Instructions for the task | Starting at the line that contains "What does this", print every remaining line of the entries, unchanged, and output nothing more.

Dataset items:

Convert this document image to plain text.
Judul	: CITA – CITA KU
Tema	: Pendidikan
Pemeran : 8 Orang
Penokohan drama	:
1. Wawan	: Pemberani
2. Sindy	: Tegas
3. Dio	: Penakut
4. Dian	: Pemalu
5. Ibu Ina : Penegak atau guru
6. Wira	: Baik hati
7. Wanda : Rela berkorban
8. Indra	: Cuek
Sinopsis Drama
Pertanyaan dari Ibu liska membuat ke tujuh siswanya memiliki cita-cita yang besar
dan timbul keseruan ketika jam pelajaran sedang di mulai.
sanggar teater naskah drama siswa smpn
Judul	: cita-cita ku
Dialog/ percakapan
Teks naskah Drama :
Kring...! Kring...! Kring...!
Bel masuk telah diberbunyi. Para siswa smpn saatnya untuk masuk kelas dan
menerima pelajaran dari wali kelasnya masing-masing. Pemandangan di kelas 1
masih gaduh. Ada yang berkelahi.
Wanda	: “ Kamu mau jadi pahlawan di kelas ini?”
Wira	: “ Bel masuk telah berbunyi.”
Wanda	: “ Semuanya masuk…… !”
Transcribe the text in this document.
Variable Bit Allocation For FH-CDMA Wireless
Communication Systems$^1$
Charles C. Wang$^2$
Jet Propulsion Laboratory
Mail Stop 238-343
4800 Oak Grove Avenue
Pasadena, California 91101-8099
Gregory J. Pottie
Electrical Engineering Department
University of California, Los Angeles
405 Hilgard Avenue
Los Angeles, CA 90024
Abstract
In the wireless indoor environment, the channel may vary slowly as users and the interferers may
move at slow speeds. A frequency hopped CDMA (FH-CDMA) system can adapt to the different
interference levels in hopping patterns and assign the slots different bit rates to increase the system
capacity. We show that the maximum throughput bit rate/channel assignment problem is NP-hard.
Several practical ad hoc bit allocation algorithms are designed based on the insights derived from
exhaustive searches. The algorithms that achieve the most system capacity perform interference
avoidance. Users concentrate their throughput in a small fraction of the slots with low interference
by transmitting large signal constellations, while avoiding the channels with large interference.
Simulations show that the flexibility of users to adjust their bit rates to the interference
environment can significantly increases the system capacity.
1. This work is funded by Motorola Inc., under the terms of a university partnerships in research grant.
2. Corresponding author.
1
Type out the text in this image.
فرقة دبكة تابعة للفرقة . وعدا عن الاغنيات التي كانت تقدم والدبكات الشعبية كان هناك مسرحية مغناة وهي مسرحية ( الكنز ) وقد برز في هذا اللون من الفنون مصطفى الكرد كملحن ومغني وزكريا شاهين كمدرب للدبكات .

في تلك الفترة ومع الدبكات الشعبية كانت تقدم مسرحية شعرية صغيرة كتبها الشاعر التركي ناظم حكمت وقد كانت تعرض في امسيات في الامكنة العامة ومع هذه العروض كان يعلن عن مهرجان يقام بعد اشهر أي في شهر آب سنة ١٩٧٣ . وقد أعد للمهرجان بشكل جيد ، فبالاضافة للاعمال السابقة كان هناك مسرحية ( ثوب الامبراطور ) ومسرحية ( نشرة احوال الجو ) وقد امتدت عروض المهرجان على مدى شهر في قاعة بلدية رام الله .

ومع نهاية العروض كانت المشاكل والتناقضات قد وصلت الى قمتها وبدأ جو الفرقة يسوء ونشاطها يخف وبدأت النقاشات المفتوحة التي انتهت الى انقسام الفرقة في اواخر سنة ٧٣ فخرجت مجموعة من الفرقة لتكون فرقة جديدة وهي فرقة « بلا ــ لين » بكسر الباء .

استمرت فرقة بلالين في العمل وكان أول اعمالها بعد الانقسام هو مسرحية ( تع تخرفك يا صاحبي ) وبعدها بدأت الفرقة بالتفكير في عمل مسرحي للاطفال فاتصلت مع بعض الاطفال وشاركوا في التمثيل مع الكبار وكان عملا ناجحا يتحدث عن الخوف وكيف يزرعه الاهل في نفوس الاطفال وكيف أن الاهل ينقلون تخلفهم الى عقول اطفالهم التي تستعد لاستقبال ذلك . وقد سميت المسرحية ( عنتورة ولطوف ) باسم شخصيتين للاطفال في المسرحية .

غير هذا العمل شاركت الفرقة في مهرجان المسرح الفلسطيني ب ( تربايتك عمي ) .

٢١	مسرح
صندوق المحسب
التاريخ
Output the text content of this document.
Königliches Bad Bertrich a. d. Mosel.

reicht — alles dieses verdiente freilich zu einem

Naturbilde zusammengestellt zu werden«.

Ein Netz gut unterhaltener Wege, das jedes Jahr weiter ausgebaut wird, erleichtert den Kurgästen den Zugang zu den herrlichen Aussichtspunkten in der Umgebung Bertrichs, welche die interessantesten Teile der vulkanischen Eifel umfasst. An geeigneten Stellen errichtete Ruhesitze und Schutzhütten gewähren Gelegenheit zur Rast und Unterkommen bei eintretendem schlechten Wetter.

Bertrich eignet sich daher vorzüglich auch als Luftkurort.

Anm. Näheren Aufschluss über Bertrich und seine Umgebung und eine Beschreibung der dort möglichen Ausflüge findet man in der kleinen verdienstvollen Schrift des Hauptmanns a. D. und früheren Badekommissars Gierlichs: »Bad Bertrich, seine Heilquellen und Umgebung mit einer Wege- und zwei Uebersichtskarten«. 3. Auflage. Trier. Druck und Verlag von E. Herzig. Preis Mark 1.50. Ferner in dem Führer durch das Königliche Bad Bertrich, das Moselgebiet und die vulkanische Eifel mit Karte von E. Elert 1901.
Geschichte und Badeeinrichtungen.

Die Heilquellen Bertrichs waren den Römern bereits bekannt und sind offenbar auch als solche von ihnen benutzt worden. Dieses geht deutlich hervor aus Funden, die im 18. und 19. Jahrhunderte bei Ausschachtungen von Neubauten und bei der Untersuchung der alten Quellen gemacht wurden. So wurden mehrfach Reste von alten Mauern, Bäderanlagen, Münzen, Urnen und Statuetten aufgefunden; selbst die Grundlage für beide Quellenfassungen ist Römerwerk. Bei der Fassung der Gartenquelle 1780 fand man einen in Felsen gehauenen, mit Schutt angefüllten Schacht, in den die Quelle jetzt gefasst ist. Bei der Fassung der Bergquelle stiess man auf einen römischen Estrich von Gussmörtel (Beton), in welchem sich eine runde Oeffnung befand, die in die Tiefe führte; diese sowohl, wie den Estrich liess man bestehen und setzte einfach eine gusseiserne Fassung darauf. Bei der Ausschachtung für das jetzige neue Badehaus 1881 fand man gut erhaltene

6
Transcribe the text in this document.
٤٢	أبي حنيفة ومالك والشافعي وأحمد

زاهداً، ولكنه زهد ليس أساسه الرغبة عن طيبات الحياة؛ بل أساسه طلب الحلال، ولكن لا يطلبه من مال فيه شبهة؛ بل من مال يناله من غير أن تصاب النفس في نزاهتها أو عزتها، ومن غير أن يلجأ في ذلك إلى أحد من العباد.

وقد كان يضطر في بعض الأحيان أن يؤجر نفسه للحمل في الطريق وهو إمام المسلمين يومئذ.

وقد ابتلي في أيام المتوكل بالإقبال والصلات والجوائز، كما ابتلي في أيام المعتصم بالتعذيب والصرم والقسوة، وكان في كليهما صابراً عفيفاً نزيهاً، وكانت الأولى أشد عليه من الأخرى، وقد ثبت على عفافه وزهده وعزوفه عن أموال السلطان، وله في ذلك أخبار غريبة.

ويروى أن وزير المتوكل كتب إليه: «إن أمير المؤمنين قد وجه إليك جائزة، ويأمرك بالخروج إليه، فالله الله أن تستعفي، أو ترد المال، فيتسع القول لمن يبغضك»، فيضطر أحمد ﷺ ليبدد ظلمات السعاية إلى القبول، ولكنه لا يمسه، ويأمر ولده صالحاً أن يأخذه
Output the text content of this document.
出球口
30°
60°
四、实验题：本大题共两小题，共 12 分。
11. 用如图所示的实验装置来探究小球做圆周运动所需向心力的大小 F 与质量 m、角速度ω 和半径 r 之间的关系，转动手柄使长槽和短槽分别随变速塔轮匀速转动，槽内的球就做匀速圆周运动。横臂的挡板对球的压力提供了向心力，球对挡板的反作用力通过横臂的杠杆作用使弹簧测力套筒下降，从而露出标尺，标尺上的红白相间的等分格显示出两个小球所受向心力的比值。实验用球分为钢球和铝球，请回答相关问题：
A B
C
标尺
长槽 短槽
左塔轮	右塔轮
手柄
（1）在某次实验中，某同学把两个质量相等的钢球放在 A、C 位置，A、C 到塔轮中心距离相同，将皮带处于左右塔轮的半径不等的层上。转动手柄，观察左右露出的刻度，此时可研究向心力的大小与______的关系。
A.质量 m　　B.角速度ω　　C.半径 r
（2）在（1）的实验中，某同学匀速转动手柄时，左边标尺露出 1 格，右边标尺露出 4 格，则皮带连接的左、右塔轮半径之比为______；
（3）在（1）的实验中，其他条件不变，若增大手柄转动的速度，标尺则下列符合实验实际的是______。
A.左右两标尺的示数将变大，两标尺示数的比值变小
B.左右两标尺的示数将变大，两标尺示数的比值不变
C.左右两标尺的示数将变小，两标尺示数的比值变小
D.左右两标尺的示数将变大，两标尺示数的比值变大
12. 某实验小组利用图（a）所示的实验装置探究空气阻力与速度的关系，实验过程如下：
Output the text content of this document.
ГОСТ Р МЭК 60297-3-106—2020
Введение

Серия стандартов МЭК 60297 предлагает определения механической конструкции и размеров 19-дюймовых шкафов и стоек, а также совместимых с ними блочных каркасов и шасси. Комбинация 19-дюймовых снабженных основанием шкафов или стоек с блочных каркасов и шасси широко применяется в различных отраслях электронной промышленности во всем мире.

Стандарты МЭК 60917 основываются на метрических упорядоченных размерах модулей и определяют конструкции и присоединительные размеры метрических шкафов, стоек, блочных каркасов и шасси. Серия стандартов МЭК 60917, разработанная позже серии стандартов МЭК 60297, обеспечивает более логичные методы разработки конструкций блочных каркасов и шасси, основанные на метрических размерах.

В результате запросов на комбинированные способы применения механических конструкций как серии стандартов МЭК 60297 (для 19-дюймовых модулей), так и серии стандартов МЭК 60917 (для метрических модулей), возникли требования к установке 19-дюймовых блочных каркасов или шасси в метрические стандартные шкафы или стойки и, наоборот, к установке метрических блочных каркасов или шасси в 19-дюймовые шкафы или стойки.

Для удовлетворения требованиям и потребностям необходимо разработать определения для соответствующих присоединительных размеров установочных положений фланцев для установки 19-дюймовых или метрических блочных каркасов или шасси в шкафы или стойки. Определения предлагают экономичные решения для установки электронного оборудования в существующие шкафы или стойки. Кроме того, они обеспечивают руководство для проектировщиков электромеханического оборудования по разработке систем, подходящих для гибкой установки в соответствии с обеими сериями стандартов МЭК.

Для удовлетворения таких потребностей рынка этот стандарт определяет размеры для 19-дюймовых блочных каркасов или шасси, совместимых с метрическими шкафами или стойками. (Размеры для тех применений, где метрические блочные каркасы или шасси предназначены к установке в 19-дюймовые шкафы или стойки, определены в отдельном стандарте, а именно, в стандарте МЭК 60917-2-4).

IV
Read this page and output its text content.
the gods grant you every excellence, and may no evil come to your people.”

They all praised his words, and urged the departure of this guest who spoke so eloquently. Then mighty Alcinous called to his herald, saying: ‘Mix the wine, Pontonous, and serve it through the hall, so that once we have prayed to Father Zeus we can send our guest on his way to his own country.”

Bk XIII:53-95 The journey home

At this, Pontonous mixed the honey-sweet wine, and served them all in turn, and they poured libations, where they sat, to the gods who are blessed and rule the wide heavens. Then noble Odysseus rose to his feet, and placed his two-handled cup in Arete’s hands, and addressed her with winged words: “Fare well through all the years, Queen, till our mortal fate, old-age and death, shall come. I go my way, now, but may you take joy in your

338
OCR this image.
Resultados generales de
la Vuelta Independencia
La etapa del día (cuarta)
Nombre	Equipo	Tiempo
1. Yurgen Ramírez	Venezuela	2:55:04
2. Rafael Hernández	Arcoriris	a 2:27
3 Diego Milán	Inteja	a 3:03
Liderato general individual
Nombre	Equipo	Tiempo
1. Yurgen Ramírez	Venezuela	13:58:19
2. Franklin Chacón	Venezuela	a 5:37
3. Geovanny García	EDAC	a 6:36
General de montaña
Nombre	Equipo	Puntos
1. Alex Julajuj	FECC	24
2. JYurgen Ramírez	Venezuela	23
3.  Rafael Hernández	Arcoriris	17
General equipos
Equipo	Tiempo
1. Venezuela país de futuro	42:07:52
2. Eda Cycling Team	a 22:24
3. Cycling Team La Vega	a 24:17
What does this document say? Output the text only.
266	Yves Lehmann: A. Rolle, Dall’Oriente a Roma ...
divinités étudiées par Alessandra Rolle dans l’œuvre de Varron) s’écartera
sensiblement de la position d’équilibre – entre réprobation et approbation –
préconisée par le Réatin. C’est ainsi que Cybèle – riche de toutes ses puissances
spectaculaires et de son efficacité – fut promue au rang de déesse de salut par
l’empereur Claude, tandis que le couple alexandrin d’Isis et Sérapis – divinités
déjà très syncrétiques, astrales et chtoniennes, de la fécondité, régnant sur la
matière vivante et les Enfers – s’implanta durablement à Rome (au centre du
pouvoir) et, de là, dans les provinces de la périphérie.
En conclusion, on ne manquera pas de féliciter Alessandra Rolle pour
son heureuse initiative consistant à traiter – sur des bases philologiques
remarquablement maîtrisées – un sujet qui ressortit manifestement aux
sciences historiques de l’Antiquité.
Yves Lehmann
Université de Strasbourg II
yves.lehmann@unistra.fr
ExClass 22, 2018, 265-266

Solution to the exercise |
What does this document say? Output the text only.
266	Yves Lehmann: A. Rolle, Dall’Oriente a Roma ...
divinités étudiées par Alessandra Rolle dans l’œuvre de Varron) s’écartera
sensiblement de la position d’équilibre – entre réprobation et approbation –
préconisée par le Réatin. C’est ainsi que Cybèle – riche de toutes ses puissances
spectaculaires et de son efficacité – fut promue au rang de déesse de salut par
l’empereur Claude, tandis que le couple alexandrin d’Isis et Sérapis – divinités
déjà très syncrétiques, astrales et chtoniennes, de la fécondité, régnant sur la
matière vivante et les Enfers – s’implanta durablement à Rome (au centre du
pouvoir) et, de là, dans les provinces de la périphérie.
En conclusion, on ne manquera pas de féliciter Alessandra Rolle pour
son heureuse initiative consistant à traiter – sur des bases philologiques
remarquablement maîtrisées – un sujet qui ressortit manifestement aux
sciences historiques de l’Antiquité.
Yves Lehmann
Université de Strasbourg II
yves.lehmann@unistra.fr
ExClass 22, 2018, 265-266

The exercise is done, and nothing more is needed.